(Stored entries)
start

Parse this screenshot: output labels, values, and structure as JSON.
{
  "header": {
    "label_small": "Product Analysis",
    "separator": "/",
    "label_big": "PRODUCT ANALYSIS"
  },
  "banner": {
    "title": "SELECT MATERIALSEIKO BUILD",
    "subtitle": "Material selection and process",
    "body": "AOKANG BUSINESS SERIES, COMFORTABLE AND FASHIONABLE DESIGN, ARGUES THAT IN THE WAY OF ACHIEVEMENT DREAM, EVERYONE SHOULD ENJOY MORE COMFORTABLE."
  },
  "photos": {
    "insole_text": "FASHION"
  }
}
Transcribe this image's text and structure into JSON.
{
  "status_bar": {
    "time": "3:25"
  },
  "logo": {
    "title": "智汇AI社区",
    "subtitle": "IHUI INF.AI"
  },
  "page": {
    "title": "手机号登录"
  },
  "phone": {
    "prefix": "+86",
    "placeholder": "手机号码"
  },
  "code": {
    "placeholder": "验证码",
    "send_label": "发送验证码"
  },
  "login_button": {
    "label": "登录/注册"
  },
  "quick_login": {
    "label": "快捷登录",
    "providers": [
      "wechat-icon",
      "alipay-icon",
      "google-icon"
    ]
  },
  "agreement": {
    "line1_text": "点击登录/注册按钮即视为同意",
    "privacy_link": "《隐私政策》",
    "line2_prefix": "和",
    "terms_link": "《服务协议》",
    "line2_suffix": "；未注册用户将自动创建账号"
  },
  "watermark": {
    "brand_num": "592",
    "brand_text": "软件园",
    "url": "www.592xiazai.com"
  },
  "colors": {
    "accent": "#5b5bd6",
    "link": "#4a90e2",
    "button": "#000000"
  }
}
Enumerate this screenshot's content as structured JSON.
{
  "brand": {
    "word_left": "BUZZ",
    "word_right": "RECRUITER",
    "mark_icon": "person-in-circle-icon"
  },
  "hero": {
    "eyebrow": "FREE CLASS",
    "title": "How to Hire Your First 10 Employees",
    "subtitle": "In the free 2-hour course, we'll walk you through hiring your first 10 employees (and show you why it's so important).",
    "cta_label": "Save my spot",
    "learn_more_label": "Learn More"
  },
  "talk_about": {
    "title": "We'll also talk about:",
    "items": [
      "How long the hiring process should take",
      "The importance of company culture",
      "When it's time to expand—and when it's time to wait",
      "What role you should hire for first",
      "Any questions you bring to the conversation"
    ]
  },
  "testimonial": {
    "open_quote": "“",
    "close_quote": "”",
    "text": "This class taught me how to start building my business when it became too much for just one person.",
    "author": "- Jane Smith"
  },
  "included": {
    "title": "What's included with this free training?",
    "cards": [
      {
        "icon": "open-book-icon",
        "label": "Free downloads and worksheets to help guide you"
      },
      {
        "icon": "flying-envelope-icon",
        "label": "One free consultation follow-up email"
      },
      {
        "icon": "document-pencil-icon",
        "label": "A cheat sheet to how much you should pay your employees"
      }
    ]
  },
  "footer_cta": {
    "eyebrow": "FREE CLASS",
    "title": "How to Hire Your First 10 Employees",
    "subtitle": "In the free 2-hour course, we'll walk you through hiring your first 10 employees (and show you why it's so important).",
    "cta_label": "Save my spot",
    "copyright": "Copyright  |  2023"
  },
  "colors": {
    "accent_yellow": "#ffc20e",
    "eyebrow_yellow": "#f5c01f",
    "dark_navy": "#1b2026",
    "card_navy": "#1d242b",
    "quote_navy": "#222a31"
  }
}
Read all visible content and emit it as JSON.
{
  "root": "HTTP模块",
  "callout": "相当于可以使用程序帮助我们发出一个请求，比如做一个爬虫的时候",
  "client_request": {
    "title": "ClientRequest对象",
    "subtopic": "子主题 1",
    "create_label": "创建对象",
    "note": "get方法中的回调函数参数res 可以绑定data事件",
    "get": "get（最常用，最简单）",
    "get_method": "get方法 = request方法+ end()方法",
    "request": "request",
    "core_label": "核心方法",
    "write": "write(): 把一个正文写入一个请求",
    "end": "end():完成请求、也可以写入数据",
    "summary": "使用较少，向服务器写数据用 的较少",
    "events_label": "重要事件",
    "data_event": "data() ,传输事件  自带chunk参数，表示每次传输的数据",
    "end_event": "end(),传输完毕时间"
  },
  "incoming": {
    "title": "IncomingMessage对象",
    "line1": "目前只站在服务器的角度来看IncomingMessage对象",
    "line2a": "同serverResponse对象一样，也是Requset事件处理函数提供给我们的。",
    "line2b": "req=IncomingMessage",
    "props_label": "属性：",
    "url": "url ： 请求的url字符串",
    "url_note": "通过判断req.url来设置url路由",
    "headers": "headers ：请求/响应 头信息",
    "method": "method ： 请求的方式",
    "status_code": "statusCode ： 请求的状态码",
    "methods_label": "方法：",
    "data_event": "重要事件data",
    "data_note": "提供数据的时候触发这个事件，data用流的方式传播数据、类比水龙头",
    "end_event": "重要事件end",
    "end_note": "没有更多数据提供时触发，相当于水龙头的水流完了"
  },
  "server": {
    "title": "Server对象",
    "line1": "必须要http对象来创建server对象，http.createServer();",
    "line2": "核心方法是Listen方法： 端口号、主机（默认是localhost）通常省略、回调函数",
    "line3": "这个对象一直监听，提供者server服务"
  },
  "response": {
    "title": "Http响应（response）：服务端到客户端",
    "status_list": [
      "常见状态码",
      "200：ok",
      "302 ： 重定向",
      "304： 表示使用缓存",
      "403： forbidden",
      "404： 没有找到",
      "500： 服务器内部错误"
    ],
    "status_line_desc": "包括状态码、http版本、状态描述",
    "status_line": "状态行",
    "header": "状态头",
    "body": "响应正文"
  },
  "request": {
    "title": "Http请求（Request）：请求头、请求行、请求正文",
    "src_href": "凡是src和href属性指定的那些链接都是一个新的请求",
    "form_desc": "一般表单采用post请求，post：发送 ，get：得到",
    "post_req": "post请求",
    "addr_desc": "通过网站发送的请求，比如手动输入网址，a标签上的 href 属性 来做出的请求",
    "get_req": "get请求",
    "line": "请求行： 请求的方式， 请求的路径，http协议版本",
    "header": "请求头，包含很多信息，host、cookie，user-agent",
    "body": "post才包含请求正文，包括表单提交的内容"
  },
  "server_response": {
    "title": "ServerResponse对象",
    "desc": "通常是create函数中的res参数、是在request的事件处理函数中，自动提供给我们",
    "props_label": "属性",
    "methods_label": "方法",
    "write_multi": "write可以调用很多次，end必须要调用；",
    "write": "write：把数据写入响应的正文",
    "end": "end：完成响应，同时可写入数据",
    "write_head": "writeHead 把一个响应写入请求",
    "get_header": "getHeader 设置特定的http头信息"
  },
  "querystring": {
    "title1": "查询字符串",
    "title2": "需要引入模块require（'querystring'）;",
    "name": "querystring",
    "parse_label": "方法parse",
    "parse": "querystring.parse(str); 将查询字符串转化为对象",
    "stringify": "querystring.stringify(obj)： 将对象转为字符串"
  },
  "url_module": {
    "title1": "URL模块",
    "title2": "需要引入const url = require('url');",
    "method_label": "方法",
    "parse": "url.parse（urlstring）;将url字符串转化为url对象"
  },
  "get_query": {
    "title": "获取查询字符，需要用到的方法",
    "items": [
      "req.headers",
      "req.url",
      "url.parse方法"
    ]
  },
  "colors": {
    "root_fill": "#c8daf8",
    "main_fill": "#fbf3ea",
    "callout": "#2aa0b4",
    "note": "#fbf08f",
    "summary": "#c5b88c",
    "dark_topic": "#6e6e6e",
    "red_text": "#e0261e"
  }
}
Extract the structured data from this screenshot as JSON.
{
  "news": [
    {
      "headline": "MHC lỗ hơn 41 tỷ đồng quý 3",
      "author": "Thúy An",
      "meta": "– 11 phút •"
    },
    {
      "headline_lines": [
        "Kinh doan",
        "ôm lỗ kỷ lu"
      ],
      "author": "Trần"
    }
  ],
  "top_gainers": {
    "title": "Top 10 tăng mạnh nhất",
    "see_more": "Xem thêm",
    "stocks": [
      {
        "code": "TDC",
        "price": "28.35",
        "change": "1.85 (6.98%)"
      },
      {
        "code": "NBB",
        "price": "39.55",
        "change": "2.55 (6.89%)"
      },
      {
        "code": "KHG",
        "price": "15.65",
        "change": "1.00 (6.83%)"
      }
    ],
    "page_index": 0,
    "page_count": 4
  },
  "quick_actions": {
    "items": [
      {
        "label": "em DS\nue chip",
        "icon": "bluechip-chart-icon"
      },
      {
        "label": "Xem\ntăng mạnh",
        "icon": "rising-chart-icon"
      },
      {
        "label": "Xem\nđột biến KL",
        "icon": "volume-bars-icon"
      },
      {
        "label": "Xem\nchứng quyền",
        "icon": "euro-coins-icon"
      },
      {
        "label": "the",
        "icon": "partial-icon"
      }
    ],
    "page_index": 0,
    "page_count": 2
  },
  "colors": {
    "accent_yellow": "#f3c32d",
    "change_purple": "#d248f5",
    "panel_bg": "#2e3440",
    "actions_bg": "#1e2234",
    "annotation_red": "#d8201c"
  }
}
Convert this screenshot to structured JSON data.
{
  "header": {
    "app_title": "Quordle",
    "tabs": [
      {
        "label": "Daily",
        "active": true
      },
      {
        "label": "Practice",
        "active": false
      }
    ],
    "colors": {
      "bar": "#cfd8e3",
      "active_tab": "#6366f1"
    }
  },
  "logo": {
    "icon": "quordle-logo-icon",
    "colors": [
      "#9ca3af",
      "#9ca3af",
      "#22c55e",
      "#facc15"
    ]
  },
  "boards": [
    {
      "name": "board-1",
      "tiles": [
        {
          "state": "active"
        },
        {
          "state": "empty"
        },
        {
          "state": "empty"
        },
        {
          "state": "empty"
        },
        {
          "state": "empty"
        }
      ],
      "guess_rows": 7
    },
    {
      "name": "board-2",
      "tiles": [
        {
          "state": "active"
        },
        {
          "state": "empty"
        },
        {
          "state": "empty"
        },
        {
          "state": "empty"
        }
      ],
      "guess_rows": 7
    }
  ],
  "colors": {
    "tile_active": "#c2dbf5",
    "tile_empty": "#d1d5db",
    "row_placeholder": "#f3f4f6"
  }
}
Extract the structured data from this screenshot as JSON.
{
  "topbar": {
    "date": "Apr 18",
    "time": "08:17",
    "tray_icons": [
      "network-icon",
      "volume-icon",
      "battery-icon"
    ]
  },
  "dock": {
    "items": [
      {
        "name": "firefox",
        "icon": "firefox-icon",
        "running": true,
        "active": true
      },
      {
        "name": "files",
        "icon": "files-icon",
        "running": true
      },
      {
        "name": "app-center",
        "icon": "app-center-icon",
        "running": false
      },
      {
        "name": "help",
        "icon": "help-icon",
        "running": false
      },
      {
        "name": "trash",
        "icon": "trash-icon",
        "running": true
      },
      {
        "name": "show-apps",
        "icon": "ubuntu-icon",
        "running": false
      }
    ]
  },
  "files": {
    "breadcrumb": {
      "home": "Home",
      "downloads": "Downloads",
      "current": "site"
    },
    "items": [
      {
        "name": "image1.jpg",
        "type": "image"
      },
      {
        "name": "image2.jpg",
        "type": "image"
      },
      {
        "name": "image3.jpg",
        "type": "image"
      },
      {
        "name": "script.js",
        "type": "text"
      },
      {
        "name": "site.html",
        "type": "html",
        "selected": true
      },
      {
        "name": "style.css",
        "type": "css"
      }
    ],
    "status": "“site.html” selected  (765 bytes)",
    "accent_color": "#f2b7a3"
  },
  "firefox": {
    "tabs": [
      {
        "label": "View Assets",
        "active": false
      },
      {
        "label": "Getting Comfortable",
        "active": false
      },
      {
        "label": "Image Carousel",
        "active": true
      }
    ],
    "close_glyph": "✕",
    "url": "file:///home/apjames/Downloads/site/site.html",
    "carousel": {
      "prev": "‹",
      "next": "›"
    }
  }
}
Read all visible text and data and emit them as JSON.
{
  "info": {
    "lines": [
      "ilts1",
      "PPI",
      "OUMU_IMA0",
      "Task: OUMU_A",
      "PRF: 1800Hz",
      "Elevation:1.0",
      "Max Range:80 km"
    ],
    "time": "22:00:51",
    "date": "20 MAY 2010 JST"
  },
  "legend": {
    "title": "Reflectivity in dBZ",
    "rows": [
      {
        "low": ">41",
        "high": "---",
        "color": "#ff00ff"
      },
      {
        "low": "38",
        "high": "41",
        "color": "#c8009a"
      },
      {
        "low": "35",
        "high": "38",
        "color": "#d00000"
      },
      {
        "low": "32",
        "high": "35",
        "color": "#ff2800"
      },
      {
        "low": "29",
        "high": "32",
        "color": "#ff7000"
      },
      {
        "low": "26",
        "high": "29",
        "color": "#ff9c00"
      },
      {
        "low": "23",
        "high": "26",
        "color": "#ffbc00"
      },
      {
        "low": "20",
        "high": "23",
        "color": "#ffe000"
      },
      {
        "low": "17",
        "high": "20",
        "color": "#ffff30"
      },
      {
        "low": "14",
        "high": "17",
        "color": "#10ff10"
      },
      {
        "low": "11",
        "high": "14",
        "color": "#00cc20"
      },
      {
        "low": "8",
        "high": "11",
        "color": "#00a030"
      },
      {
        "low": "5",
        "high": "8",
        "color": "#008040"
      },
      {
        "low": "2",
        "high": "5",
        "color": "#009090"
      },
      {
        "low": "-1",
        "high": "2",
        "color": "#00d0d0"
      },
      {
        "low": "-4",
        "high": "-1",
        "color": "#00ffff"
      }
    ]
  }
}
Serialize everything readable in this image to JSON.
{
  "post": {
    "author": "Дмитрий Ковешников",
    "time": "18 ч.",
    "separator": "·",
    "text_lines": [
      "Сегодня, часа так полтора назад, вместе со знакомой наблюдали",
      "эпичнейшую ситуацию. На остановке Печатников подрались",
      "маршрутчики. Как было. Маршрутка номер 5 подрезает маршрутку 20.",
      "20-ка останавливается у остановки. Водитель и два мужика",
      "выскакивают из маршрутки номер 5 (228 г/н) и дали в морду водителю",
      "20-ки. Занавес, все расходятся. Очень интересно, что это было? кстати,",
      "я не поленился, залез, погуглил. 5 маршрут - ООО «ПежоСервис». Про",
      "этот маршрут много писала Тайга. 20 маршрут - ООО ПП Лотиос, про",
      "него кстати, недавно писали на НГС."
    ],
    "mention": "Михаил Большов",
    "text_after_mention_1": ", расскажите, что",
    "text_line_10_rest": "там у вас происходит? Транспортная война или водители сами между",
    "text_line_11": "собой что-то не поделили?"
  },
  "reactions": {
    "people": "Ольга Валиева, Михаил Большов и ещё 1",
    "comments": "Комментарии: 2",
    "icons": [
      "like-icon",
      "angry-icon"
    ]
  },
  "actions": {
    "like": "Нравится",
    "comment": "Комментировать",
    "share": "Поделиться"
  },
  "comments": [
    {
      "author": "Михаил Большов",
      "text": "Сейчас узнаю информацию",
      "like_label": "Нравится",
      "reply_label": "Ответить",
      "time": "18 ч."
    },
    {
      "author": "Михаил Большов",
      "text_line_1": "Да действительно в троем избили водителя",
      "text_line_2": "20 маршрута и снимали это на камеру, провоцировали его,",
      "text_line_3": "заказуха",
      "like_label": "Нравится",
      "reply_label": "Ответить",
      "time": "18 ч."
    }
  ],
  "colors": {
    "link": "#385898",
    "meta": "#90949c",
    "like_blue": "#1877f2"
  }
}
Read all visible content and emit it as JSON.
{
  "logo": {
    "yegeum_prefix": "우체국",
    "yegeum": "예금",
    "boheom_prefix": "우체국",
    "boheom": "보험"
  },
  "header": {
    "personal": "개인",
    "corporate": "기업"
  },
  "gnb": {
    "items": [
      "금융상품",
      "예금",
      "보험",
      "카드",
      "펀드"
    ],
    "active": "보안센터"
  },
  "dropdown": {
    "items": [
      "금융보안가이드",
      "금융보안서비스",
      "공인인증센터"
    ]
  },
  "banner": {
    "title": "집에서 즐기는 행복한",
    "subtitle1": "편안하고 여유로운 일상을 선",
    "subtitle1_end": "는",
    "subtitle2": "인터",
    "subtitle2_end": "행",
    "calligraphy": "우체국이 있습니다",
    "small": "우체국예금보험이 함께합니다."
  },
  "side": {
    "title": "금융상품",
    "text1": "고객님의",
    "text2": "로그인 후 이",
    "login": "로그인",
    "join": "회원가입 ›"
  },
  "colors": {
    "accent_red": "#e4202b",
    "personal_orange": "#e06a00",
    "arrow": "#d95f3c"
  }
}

end

▶ _TASK DETAILS_: Find the word "было" in the records and pull out each line that has it.

▶ _RESULT FOR THIS EXERCISE_:
      "маршрутчики. Как было. Маршрутка номер 5 подрезает маршрутку 20.",
      "20-ки. Занавес, все расходятся. Очень интересно, что это было? кстати,",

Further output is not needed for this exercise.